> **What is asked**:
Every line of the records must be repeated exactly; pictures stay out.

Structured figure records

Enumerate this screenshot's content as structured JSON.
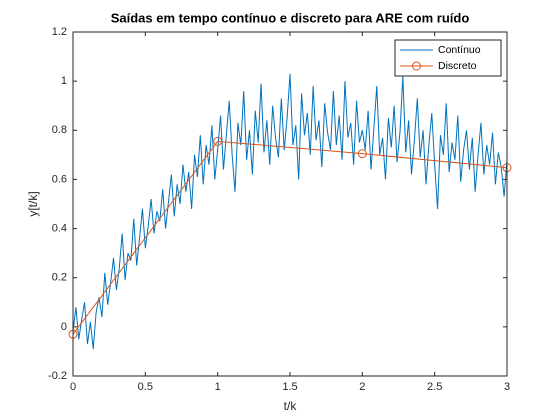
{
  "chart_data": {
    "type": "line",
    "title": "Saídas em tempo contínuo e discreto para ARE com ruído",
    "x_label": "t/k",
    "y_label": "y[t/k]",
    "xlim": [
      0,
      3
    ],
    "xticks": [
      0,
      0.5,
      1,
      1.5,
      2,
      2.5,
      3
    ],
    "ylim": [
      -0.2,
      1.2
    ],
    "yticks": [
      -0.2,
      0,
      0.2,
      0.4,
      0.6,
      0.8,
      1,
      1.2
    ],
    "legend": "top-right",
    "series": [
      {
        "name": "Contínuo",
        "color": "#0072bd",
        "marker": "none",
        "x": [
          0,
          0.02,
          0.04,
          0.06,
          0.08,
          0.1,
          0.12,
          0.14,
          0.16,
          0.18,
          0.2,
          0.22,
          0.24,
          0.26,
          0.28,
          0.3,
          0.32,
          0.34,
          0.36,
          0.38,
          0.4,
          0.42,
          0.44,
          0.46,
          0.48,
          0.5,
          0.52,
          0.54,
          0.56,
          0.58,
          0.6,
          0.62,
          0.64,
          0.66,
          0.68,
          0.7,
          0.72,
          0.74,
          0.76,
          0.78,
          0.8,
          0.82,
          0.84,
          0.86,
          0.88,
          0.9,
          0.92,
          0.94,
          0.96,
          0.98,
          1,
          1.02,
          1.04,
          1.06,
          1.08,
          1.1,
          1.12,
          1.14,
          1.16,
          1.18,
          1.2,
          1.22,
          1.24,
          1.26,
          1.28,
          1.3,
          1.32,
          1.34,
          1.36,
          1.38,
          1.4,
          1.42,
          1.44,
          1.46,
          1.48,
          1.5,
          1.52,
          1.54,
          1.56,
          1.58,
          1.6,
          1.62,
          1.64,
          1.66,
          1.68,
          1.7,
          1.72,
          1.74,
          1.76,
          1.78,
          1.8,
          1.82,
          1.84,
          1.86,
          1.88,
          1.9,
          1.92,
          1.94,
          1.96,
          1.98,
          2,
          2.02,
          2.04,
          2.06,
          2.08,
          2.1,
          2.12,
          2.14,
          2.16,
          2.18,
          2.2,
          2.22,
          2.24,
          2.26,
          2.28,
          2.3,
          2.32,
          2.34,
          2.36,
          2.38,
          2.4,
          2.42,
          2.44,
          2.46,
          2.48,
          2.5,
          2.52,
          2.54,
          2.56,
          2.58,
          2.6,
          2.62,
          2.64,
          2.66,
          2.68,
          2.7,
          2.72,
          2.74,
          2.76,
          2.78,
          2.8,
          2.82,
          2.84,
          2.86,
          2.88,
          2.9,
          2.92,
          2.94,
          2.96,
          2.98,
          3
        ],
        "values": [
          -0.02,
          0.08,
          -0.05,
          0.03,
          0.1,
          -0.07,
          0.02,
          -0.09,
          0.06,
          0.12,
          0.04,
          0.22,
          0.09,
          0.18,
          0.28,
          0.15,
          0.24,
          0.38,
          0.19,
          0.3,
          0.27,
          0.44,
          0.25,
          0.36,
          0.48,
          0.32,
          0.41,
          0.52,
          0.38,
          0.47,
          0.43,
          0.56,
          0.4,
          0.51,
          0.62,
          0.45,
          0.58,
          0.5,
          0.66,
          0.55,
          0.63,
          0.48,
          0.7,
          0.61,
          0.78,
          0.58,
          0.74,
          0.66,
          0.82,
          0.6,
          0.72,
          0.86,
          0.64,
          0.78,
          0.92,
          0.7,
          0.55,
          0.83,
          0.74,
          0.96,
          0.68,
          0.8,
          0.62,
          0.88,
          0.75,
          0.99,
          0.71,
          0.84,
          0.66,
          0.9,
          0.77,
          0.69,
          0.93,
          0.72,
          0.85,
          1.03,
          0.74,
          0.82,
          0.6,
          0.95,
          0.78,
          0.87,
          0.7,
          0.98,
          0.76,
          0.84,
          0.65,
          0.91,
          0.79,
          0.72,
          0.96,
          0.74,
          0.86,
          0.68,
          1.0,
          0.77,
          0.83,
          0.66,
          0.92,
          0.75,
          0.8,
          0.72,
          0.88,
          0.64,
          0.81,
          0.98,
          0.7,
          0.77,
          0.6,
          0.85,
          0.73,
          0.9,
          0.67,
          0.79,
          1.02,
          0.71,
          0.84,
          0.62,
          0.76,
          0.93,
          0.69,
          0.8,
          0.58,
          0.74,
          0.87,
          0.66,
          0.48,
          0.78,
          0.7,
          0.91,
          0.63,
          0.75,
          0.68,
          0.86,
          0.59,
          0.72,
          0.8,
          0.64,
          0.77,
          0.55,
          0.7,
          0.83,
          0.62,
          0.74,
          0.66,
          0.79,
          0.58,
          0.71,
          0.65,
          0.53,
          0.68
        ]
      },
      {
        "name": "Discreto",
        "color": "#d95319",
        "marker": "circle",
        "x": [
          0,
          1,
          2,
          3
        ],
        "values": [
          -0.03,
          0.755,
          0.705,
          0.648
        ]
      }
    ]
  }
}
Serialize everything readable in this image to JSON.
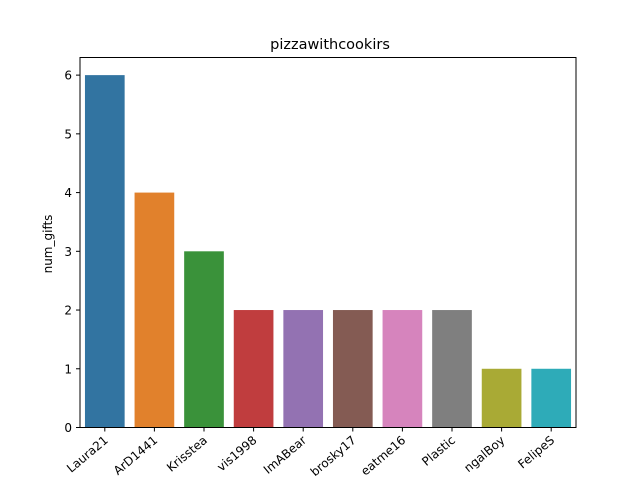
{
  "chart_data": {
    "type": "bar",
    "title": "pizzawithcookirs",
    "xlabel": "",
    "ylabel": "num_gifts",
    "categories": [
      "Laura21",
      "ArD1441",
      "Krisstea",
      "vis1998",
      "ImABear",
      "brosky17",
      "eatme16",
      "Plastic",
      "ngalBoy",
      "FelipeS"
    ],
    "values": [
      6,
      4,
      3,
      2,
      2,
      2,
      2,
      2,
      1,
      1
    ],
    "yticks": [
      "0",
      "1",
      "2",
      "3",
      "4",
      "5",
      "6"
    ],
    "ylim": [
      0,
      6.3
    ],
    "grid": false,
    "legend": "none",
    "colors": [
      "#3274a1",
      "#e1812c",
      "#3a923a",
      "#c03d3e",
      "#9372b2",
      "#845b53",
      "#d684bd",
      "#7f7f7f",
      "#a9aa35",
      "#2eabb8"
    ]
  }
}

> **Answer**:
Enumerate this screenshot's content as structured JSON.
{
  "chart_data": {
    "type": "line",
    "title": "Saídas em tempo contínuo e discreto para ARE com ruído",
    "x_label": "t/k",
    "y_label": "y[t/k]",
    "xlim": [
      0,
      3
    ],
    "xticks": [
      0,
      0.5,
      1,
      1.5,
      2,
      2.5,
      3
    ],
    "ylim": [
      -0.2,
      1.2
    ],
    "yticks": [
      -0.2,
      0,
      0.2,
      0.4,
      0.6,
      0.8,
      1,
      1.2
    ],
    "legend": "top-right",
    "series": [
      {
        "name": "Contínuo",
        "color": "#0072bd",
        "marker": "none",
        "x": [
          0,
          0.02,
          0.04,
          0.06,
          0.08,
          0.1,
          0.12,
          0.14,
          0.16,
          0.18,
          0.2,
          0.22,
          0.24,
          0.26,
          0.28,
          0.3,
          0.32,
          0.34,
          0.36,
          0.38,
          0.4,
          0.42,
          0.44,
          0.46,
          0.48,
          0.5,
          0.52,
          0.54,
          0.56,
          0.58,
          0.6,
          0.62,
          0.64,
          0.66,
          0.68,
          0.7,
          0.72,
          0.74,
          0.76,
          0.78,
          0.8,
          0.82,
          0.84,
          0.86,
          0.88,
          0.9,
          0.92,
          0.94,
          0.96,
          0.98,
          1,
          1.02,
          1.04,
          1.06,
          1.08,
          1.1,
          1.12,
          1.14,
          1.16,
          1.18,
          1.2,
          1.22,
          1.24,
          1.26,
          1.28,
          1.3,
          1.32,
          1.34,
          1.36,
          1.38,
          1.4,
          1.42,
          1.44,
          1.46,
          1.48,
          1.5,
          1.52,
          1.54,
          1.56,
          1.58,
          1.6,
          1.62,
          1.64,
          1.66,
          1.68,
          1.7,
          1.72,
          1.74,
          1.76,
          1.78,
          1.8,
          1.82,
          1.84,
          1.86,
          1.88,
          1.9,
          1.92,
          1.94,
          1.96,
          1.98,
          2,
          2.02,
          2.04,
          2.06,
          2.08,
          2.1,
          2.12,
          2.14,
          2.16,
          2.18,
          2.2,
          2.22,
          2.24,
          2.26,
          2.28,
          2.3,
          2.32,
          2.34,
          2.36,
          2.38,
          2.4,
          2.42,
          2.44,
          2.46,
          2.48,
          2.5,
          2.52,
          2.54,
          2.56,
          2.58,
          2.6,
          2.62,
          2.64,
          2.66,
          2.68,
          2.7,
          2.72,
          2.74,
          2.76,
          2.78,
          2.8,
          2.82,
          2.84,
          2.86,
          2.88,
          2.9,
          2.92,
          2.94,
          2.96,
          2.98,
          3
        ],
        "values": [
          -0.02,
          0.08,
          -0.05,
          0.03,
          0.1,
          -0.07,
          0.02,
          -0.09,
          0.06,
          0.12,
          0.04,
          0.22,
          0.09,
          0.18,
          0.28,
          0.15,
          0.24,
          0.38,
          0.19,
          0.3,
          0.27,
          0.44,
          0.25,
          0.36,
          0.48,
          0.32,
          0.41,
          0.52,
          0.38,
          0.47,
          0.43,
          0.56,
          0.4,
          0.51,
          0.62,
          0.45,
          0.58,
          0.5,
          0.66,
          0.55,
          0.63,
          0.48,
          0.7,
          0.61,
          0.78,
          0.58,
          0.74,
          0.66,
          0.82,
          0.6,
          0.72,
          0.86,
          0.64,
          0.78,
          0.92,
          0.7,
          0.55,
          0.83,
          0.74,
          0.96,
          0.68,
          0.8,
          0.62,
          0.88,
          0.75,
          0.99,
          0.71,
          0.84,
          0.66,
          0.9,
          0.77,
          0.69,
          0.93,
          0.72,
          0.85,
          1.03,
          0.74,
          0.82,
          0.6,
          0.95,
          0.78,
          0.87,
          0.7,
          0.98,
          0.76,
          0.84,
          0.65,
          0.91,
          0.79,
          0.72,
          0.96,
          0.74,
          0.86,
          0.68,
          1.0,
          0.77,
          0.83,
          0.66,
          0.92,
          0.75,
          0.8,
          0.72,
          0.88,
          0.64,
          0.81,
          0.98,
          0.7,
          0.77,
          0.6,
          0.85,
          0.73,
          0.9,
          0.67,
          0.79,
          1.02,
          0.71,
          0.84,
          0.62,
          0.76,
          0.93,
          0.69,
          0.8,
          0.58,
          0.74,
          0.87,
          0.66,
          0.48,
          0.78,
          0.7,
          0.91,
          0.63,
          0.75,
          0.68,
          0.86,
          0.59,
          0.72,
          0.8,
          0.64,
          0.77,
          0.55,
          0.7,
          0.83,
          0.62,
          0.74,
          0.66,
          0.79,
          0.58,
          0.71,
          0.65,
          0.53,
          0.68
        ]
      },
      {
        "name": "Discreto",
        "color": "#d95319",
        "marker": "circle",
        "x": [
          0,
          1,
          2,
          3
        ],
        "values": [
          -0.03,
          0.755,
          0.705,
          0.648
        ]
      }
    ]
  }
}
Serialize everything readable in this image to JSON.
{
  "chart_data": {
    "type": "bar",
    "title": "pizzawithcookirs",
    "xlabel": "",
    "ylabel": "num_gifts",
    "categories": [
      "Laura21",
      "ArD1441",
      "Krisstea",
      "vis1998",
      "ImABear",
      "brosky17",
      "eatme16",
      "Plastic",
      "ngalBoy",
      "FelipeS"
    ],
    "values": [
      6,
      4,
      3,
      2,
      2,
      2,
      2,
      2,
      1,
      1
    ],
    "yticks": [
      "0",
      "1",
      "2",
      "3",
      "4",
      "5",
      "6"
    ],
    "ylim": [
      0,
      6.3
    ],
    "grid": false,
    "legend": "none",
    "colors": [
      "#3274a1",
      "#e1812c",
      "#3a923a",
      "#c03d3e",
      "#9372b2",
      "#845b53",
      "#d684bd",
      "#7f7f7f",
      "#a9aa35",
      "#2eabb8"
    ]
  }
}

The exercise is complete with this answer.